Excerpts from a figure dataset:
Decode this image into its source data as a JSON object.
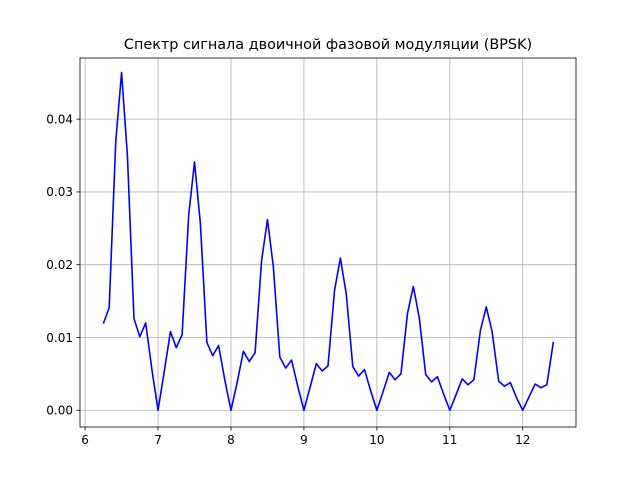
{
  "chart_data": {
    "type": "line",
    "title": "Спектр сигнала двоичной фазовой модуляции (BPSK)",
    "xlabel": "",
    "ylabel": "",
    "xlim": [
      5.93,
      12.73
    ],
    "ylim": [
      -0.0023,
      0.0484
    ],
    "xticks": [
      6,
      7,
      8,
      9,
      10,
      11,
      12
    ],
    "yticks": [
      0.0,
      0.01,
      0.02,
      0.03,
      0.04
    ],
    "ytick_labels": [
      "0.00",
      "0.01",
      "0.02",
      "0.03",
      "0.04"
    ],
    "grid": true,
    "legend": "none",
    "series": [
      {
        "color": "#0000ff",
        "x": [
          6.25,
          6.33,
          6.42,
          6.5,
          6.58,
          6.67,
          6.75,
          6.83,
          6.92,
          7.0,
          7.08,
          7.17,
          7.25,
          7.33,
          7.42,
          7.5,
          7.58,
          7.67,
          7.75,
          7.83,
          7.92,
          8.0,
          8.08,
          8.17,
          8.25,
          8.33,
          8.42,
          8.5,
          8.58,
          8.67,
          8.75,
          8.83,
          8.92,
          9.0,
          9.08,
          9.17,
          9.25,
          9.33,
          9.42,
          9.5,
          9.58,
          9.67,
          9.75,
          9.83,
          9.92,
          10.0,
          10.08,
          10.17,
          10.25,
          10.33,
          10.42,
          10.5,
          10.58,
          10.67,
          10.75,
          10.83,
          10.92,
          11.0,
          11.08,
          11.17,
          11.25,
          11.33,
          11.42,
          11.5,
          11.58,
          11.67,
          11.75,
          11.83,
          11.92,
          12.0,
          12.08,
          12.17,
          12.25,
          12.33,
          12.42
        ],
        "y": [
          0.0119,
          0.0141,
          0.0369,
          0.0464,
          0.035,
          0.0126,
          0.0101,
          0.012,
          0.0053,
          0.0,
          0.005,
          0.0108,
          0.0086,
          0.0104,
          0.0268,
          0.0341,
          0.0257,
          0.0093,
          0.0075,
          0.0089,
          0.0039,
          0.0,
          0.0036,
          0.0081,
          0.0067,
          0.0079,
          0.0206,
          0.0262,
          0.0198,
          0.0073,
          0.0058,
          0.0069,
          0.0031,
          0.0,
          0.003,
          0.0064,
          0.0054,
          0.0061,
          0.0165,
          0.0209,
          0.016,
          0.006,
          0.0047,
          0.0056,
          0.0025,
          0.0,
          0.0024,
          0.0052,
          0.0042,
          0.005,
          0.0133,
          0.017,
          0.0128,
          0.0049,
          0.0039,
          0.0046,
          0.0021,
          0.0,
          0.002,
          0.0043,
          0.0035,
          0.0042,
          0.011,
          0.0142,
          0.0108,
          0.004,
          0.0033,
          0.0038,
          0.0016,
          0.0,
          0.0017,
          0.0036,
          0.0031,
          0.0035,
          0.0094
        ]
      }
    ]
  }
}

#### WHAT YOU NEED TO DO:
Return the records exactly. Don't carry the pictures over.

#### EXERCISE RESPONSE:
Decode this image into its source data as a JSON object.
{
  "chart_data": {
    "type": "line",
    "title": "Спектр сигнала двоичной фазовой модуляции (BPSK)",
    "xlabel": "",
    "ylabel": "",
    "xlim": [
      5.93,
      12.73
    ],
    "ylim": [
      -0.0023,
      0.0484
    ],
    "xticks": [
      6,
      7,
      8,
      9,
      10,
      11,
      12
    ],
    "yticks": [
      0.0,
      0.01,
      0.02,
      0.03,
      0.04
    ],
    "ytick_labels": [
      "0.00",
      "0.01",
      "0.02",
      "0.03",
      "0.04"
    ],
    "grid": true,
    "legend": "none",
    "series": [
      {
        "color": "#0000ff",
        "x": [
          6.25,
          6.33,
          6.42,
          6.5,
          6.58,
          6.67,
          6.75,
          6.83,
          6.92,
          7.0,
          7.08,
          7.17,
          7.25,
          7.33,
          7.42,
          7.5,
          7.58,
          7.67,
          7.75,
          7.83,
          7.92,
          8.0,
          8.08,
          8.17,
          8.25,
          8.33,
          8.42,
          8.5,
          8.58,
          8.67,
          8.75,
          8.83,
          8.92,
          9.0,
          9.08,
          9.17,
          9.25,
          9.33,
          9.42,
          9.5,
          9.58,
          9.67,
          9.75,
          9.83,
          9.92,
          10.0,
          10.08,
          10.17,
          10.25,
          10.33,
          10.42,
          10.5,
          10.58,
          10.67,
          10.75,
          10.83,
          10.92,
          11.0,
          11.08,
          11.17,
          11.25,
          11.33,
          11.42,
          11.5,
          11.58,
          11.67,
          11.75,
          11.83,
          11.92,
          12.0,
          12.08,
          12.17,
          12.25,
          12.33,
          12.42
        ],
        "y": [
          0.0119,
          0.0141,
          0.0369,
          0.0464,
          0.035,
          0.0126,
          0.0101,
          0.012,
          0.0053,
          0.0,
          0.005,
          0.0108,
          0.0086,
          0.0104,
          0.0268,
          0.0341,
          0.0257,
          0.0093,
          0.0075,
          0.0089,
          0.0039,
          0.0,
          0.0036,
          0.0081,
          0.0067,
          0.0079,
          0.0206,
          0.0262,
          0.0198,
          0.0073,
          0.0058,
          0.0069,
          0.0031,
          0.0,
          0.003,
          0.0064,
          0.0054,
          0.0061,
          0.0165,
          0.0209,
          0.016,
          0.006,
          0.0047,
          0.0056,
          0.0025,
          0.0,
          0.0024,
          0.0052,
          0.0042,
          0.005,
          0.0133,
          0.017,
          0.0128,
          0.0049,
          0.0039,
          0.0046,
          0.0021,
          0.0,
          0.002,
          0.0043,
          0.0035,
          0.0042,
          0.011,
          0.0142,
          0.0108,
          0.004,
          0.0033,
          0.0038,
          0.0016,
          0.0,
          0.0017,
          0.0036,
          0.0031,
          0.0035,
          0.0094
        ]
      }
    ]
  }
}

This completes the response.